**To do**
Recast every line of the data below as a Markdown table with two columns, No. for the row number and Line for the text of the line, skipping any blank lines.

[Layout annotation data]
>> Start
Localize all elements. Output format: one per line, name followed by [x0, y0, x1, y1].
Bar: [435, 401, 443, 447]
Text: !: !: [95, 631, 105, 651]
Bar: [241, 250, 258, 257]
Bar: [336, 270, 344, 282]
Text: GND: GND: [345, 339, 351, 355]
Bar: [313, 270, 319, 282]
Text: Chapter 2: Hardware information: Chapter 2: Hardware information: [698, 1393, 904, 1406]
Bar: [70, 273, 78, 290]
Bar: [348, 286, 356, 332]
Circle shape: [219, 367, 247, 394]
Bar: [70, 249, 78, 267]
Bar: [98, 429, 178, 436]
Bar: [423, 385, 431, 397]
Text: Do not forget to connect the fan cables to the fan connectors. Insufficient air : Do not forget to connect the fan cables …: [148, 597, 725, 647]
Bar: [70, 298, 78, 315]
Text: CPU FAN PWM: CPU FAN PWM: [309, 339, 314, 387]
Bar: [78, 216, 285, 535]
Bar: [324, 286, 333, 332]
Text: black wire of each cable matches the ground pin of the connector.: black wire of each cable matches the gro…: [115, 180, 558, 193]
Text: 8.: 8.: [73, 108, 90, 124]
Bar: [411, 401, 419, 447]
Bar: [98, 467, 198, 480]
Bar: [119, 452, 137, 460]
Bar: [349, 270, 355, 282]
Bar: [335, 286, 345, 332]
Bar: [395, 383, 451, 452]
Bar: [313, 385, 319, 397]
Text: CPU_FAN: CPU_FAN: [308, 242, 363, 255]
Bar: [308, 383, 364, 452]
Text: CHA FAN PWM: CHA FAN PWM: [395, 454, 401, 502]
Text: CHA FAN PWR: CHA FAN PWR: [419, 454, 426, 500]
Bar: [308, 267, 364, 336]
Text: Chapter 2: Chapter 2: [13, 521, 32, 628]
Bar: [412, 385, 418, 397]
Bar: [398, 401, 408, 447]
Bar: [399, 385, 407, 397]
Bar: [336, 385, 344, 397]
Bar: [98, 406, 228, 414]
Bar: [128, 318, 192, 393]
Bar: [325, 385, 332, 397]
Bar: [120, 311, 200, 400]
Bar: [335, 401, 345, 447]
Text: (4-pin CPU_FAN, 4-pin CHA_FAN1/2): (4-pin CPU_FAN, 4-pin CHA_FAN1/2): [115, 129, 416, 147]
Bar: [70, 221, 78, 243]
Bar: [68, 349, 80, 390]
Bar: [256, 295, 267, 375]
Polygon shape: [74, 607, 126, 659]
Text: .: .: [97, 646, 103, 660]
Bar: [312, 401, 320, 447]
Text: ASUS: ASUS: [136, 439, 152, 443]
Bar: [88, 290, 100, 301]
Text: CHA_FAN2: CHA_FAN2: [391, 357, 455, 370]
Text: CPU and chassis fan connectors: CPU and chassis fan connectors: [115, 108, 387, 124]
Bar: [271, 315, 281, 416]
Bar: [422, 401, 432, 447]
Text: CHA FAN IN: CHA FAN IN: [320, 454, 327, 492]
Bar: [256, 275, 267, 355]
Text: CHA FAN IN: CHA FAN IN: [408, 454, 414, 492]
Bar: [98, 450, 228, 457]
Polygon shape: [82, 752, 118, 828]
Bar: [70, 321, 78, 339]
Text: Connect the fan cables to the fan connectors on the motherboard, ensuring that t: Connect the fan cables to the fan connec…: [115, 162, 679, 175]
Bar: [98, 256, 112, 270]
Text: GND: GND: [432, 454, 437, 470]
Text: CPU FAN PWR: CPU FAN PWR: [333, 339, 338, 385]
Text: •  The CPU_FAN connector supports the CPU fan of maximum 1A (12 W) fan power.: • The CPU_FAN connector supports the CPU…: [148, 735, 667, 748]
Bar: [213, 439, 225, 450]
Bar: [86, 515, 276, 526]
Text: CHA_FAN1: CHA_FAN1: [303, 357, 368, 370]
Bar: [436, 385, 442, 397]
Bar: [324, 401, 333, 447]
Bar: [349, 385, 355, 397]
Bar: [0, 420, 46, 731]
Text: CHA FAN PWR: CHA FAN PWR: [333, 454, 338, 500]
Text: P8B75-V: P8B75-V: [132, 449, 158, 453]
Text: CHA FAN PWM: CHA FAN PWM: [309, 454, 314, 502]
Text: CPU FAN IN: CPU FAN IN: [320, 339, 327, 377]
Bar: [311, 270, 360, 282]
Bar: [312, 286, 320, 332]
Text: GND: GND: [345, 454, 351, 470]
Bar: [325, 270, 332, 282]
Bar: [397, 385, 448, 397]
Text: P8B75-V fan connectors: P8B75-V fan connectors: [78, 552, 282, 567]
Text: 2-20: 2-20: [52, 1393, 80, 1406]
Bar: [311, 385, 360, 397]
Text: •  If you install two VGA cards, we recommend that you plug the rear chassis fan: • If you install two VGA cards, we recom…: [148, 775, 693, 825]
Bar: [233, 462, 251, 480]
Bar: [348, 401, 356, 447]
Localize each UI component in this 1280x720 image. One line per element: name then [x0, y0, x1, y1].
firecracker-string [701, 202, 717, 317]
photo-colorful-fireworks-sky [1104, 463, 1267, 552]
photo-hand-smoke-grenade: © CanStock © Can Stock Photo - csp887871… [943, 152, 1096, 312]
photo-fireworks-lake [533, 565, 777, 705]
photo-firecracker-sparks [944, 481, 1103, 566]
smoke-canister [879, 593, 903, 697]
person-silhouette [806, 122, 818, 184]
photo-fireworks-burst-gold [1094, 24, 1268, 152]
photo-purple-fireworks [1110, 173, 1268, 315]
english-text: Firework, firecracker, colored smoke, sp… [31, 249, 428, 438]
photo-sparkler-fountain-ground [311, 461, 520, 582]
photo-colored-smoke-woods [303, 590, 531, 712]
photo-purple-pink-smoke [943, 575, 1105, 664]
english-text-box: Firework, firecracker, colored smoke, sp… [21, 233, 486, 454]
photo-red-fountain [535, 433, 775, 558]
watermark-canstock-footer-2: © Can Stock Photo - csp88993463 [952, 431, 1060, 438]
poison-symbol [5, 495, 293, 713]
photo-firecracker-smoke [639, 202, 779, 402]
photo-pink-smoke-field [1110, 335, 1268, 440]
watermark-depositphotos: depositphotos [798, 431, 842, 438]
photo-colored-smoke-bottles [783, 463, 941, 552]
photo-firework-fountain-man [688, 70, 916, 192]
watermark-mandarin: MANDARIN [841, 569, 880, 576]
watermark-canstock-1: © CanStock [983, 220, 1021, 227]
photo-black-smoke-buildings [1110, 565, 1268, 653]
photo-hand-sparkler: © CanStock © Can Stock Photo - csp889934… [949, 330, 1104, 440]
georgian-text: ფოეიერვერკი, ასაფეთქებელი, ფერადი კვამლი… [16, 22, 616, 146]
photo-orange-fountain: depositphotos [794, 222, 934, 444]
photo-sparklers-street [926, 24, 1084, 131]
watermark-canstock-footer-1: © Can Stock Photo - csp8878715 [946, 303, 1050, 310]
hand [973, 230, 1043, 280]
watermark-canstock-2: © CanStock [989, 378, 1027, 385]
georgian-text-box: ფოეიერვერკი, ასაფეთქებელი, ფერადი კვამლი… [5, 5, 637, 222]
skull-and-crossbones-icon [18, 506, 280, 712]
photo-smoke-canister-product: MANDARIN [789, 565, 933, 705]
>> End
**Correct answer**
| No. | Line |
|---|---|
| 1 | Localize all elements. Output format: one per line, name followed by [x0, y0, x1, y1]. |
| 2 | Bar: [435, 401, 443, 447] |
| 3 | Text: !: !: [95, 631, 105, 651] |
| 4 | Bar: [241, 250, 258, 257] |
| 5 | Bar: [336, 270, 344, 282] |
| 6 | Text: GND: GND: [345, 339, 351, 355] |
| 7 | Bar: [313, 270, 319, 282] |
| 8 | Text: Chapter 2: Hardware information: Chapter 2: Hardware information: [698, 1393, 904, 1406] |
| 9 | Bar: [70, 273, 78, 290] |
| 10 | Bar: [348, 286, 356, 332] |
| 11 | Circle shape: [219, 367, 247, 394] |
| 12 | Bar: [70, 249, 78, 267] |
| 13 | Bar: [98, 429, 178, 436] |
| 14 | Bar: [423, 385, 431, 397] |
| 15 | Text: Do not forget to connect the fan cables to the fan connectors. Insufficient air : Do not forget to connect the fan cables …: [148, 597, 725, 647] |
| 16 | Bar: [70, 298, 78, 315] |
| 17 | Text: CPU FAN PWM: CPU FAN PWM: [309, 339, 314, 387] |
| 18 | Bar: [78, 216, 285, 535] |
| 19 | Bar: [324, 286, 333, 332] |
| 20 | Text: black wire of each cable matches the ground pin of the connector.: black wire of each cable matches the gro…: [115, 180, 558, 193] |
| 21 | Text: 8.: 8.: [73, 108, 90, 124] |
| 22 | Bar: [411, 401, 419, 447] |
| 23 | Bar: [98, 467, 198, 480] |
| 24 | Bar: [119, 452, 137, 460] |
| 25 | Bar: [349, 270, 355, 282] |
| 26 | Bar: [335, 286, 345, 332] |
| 27 | Bar: [395, 383, 451, 452] |
| 28 | Bar: [313, 385, 319, 397] |
| 29 | Text: CPU_FAN: CPU_FAN: [308, 242, 363, 255] |
| 30 | Bar: [308, 383, 364, 452] |
| 31 | Text: CHA FAN PWM: CHA FAN PWM: [395, 454, 401, 502] |
| 32 | Text: CHA FAN PWR: CHA FAN PWR: [419, 454, 426, 500] |
| 33 | Bar: [308, 267, 364, 336] |
| 34 | Text: Chapter 2: Chapter 2: [13, 521, 32, 628] |
| 35 | Bar: [412, 385, 418, 397] |
| 36 | Bar: [398, 401, 408, 447] |
| 37 | Bar: [399, 385, 407, 397] |
| 38 | Bar: [336, 385, 344, 397] |
| 39 | Bar: [98, 406, 228, 414] |
| 40 | Bar: [128, 318, 192, 393] |
| 41 | Bar: [325, 385, 332, 397] |
| 42 | Bar: [120, 311, 200, 400] |
| 43 | Bar: [335, 401, 345, 447] |
| 44 | Text: (4-pin CPU_FAN, 4-pin CHA_FAN1/2): (4-pin CPU_FAN, 4-pin CHA_FAN1/2): [115, 129, 416, 147] |
| 45 | Bar: [70, 221, 78, 243] |
| 46 | Bar: [68, 349, 80, 390] |
| 47 | Bar: [256, 295, 267, 375] |
| 48 | Polygon shape: [74, 607, 126, 659] |
| 49 | Text: .: .: [97, 646, 103, 660] |
| 50 | Bar: [312, 401, 320, 447] |
| 51 | Text: ASUS: ASUS: [136, 439, 152, 443] |
| 52 | Bar: [88, 290, 100, 301] |
| 53 | Text: CHA_FAN2: CHA_FAN2: [391, 357, 455, 370] |
| 54 | Text: CPU and chassis fan connectors: CPU and chassis fan connectors: [115, 108, 387, 124] |
| 55 | Bar: [271, 315, 281, 416] |
| 56 | Bar: [422, 401, 432, 447] |
| 57 | Text: CHA FAN IN: CHA FAN IN: [320, 454, 327, 492] |
| 58 | Bar: [256, 275, 267, 355] |
| 59 | Text: CHA FAN IN: CHA FAN IN: [408, 454, 414, 492] |
| 60 | Bar: [98, 450, 228, 457] |
| 61 | Polygon shape: [82, 752, 118, 828] |
| 62 | Bar: [70, 321, 78, 339] |
| 63 | Text: Connect the fan cables to the fan connectors on the motherboard, ensuring that t: Connect the fan cables to the fan connec…: [115, 162, 679, 175] |
| 64 | Bar: [98, 256, 112, 270] |
| 65 | Text: GND: GND: [432, 454, 437, 470] |
| 66 | Text: CPU FAN PWR: CPU FAN PWR: [333, 339, 338, 385] |
| 67 | Text: •  The CPU_FAN connector supports the CPU fan of maximum 1A (12 W) fan power.: • The CPU_FAN connector supports the CPU…: [148, 735, 667, 748] |
| 68 | Bar: [213, 439, 225, 450] |
| 69 | Bar: [86, 515, 276, 526] |
| 70 | Text: CHA_FAN1: CHA_FAN1: [303, 357, 368, 370] |
| 71 | Bar: [436, 385, 442, 397] |
| 72 | Bar: [324, 401, 333, 447] |
| 73 | Bar: [349, 385, 355, 397] |
| 74 | Bar: [0, 420, 46, 731] |
| 75 | Text: CHA FAN PWR: CHA FAN PWR: [333, 454, 338, 500] |
| 76 | Text: P8B75-V: P8B75-V: [132, 449, 158, 453] |
| 77 | Text: CHA FAN PWM: CHA FAN PWM: [309, 454, 314, 502] |
| 78 | Text: CPU FAN IN: CPU FAN IN: [320, 339, 327, 377] |
| 79 | Bar: [311, 270, 360, 282] |
| 80 | Bar: [312, 286, 320, 332] |
| 81 | Text: GND: GND: [345, 454, 351, 470] |
| 82 | Bar: [325, 270, 332, 282] |
| 83 | Bar: [397, 385, 448, 397] |
| 84 | Text: P8B75-V fan connectors: P8B75-V fan connectors: [78, 552, 282, 567] |
| 85 | Text: 2-20: 2-20: [52, 1393, 80, 1406] |
| 86 | Bar: [311, 385, 360, 397] |
| 87 | Text: •  If you install two VGA cards, we recommend that you plug the rear chassis fan: • If you install two VGA cards, we recom…: [148, 775, 693, 825] |
| 88 | Bar: [233, 462, 251, 480] |
| 89 | Bar: [348, 401, 356, 447] |
| 90 | Localize each UI component in this 1280x720 image. One line per element: name then [x0, y0, x1, y1]. |
| 91 | firecracker-string [701, 202, 717, 317] |
| 92 | photo-colorful-fireworks-sky [1104, 463, 1267, 552] |
| 93 | photo-hand-smoke-grenade: © CanStock © Can Stock Photo - csp887871… [943, 152, 1096, 312] |
| 94 | photo-fireworks-lake [533, 565, 777, 705] |
| 95 | photo-firecracker-sparks [944, 481, 1103, 566] |
| 96 | smoke-canister [879, 593, 903, 697] |
| 97 | person-silhouette [806, 122, 818, 184] |
| 98 | photo-fireworks-burst-gold [1094, 24, 1268, 152] |
| 99 | photo-purple-fireworks [1110, 173, 1268, 315] |
| 100 | english-text: Firework, firecracker, colored smoke, sp… [31, 249, 428, 438] |
| 101 | photo-sparkler-fountain-ground [311, 461, 520, 582] |
| 102 | photo-colored-smoke-woods [303, 590, 531, 712] |
| 103 | photo-purple-pink-smoke [943, 575, 1105, 664] |
| 104 | english-text-box: Firework, firecracker, colored smoke, sp… [21, 233, 486, 454] |
| 105 | photo-red-fountain [535, 433, 775, 558] |
| 106 | watermark-canstock-footer-2: © Can Stock Photo - csp88993463 [952, 431, 1060, 438] |
| 107 | poison-symbol [5, 495, 293, 713] |
| 108 | photo-firecracker-smoke [639, 202, 779, 402] |
| 109 | photo-pink-smoke-field [1110, 335, 1268, 440] |
| 110 | watermark-depositphotos: depositphotos [798, 431, 842, 438] |
| 111 | photo-colored-smoke-bottles [783, 463, 941, 552] |
| 112 | photo-firework-fountain-man [688, 70, 916, 192] |
| 113 | watermark-mandarin: MANDARIN [841, 569, 880, 576] |
| 114 | watermark-canstock-1: © CanStock [983, 220, 1021, 227] |
| 115 | photo-black-smoke-buildings [1110, 565, 1268, 653] |
| 116 | photo-hand-sparkler: © CanStock © Can Stock Photo - csp889934… [949, 330, 1104, 440] |
| 117 | georgian-text: ფოეიერვერკი, ასაფეთქებელი, ფერადი კვამლი… [16, 22, 616, 146] |
| 118 | photo-orange-fountain: depositphotos [794, 222, 934, 444] |
| 119 | photo-sparklers-street [926, 24, 1084, 131] |
| 120 | watermark-canstock-footer-1: © Can Stock Photo - csp8878715 [946, 303, 1050, 310] |
| 121 | hand [973, 230, 1043, 280] |
| 122 | watermark-canstock-2: © CanStock [989, 378, 1027, 385] |
| 123 | georgian-text-box: ფოეიერვერკი, ასაფეთქებელი, ფერადი კვამლი… [5, 5, 637, 222] |
| 124 | skull-and-crossbones-icon [18, 506, 280, 712] |
| 125 | photo-smoke-canister-product: MANDARIN [789, 565, 933, 705] |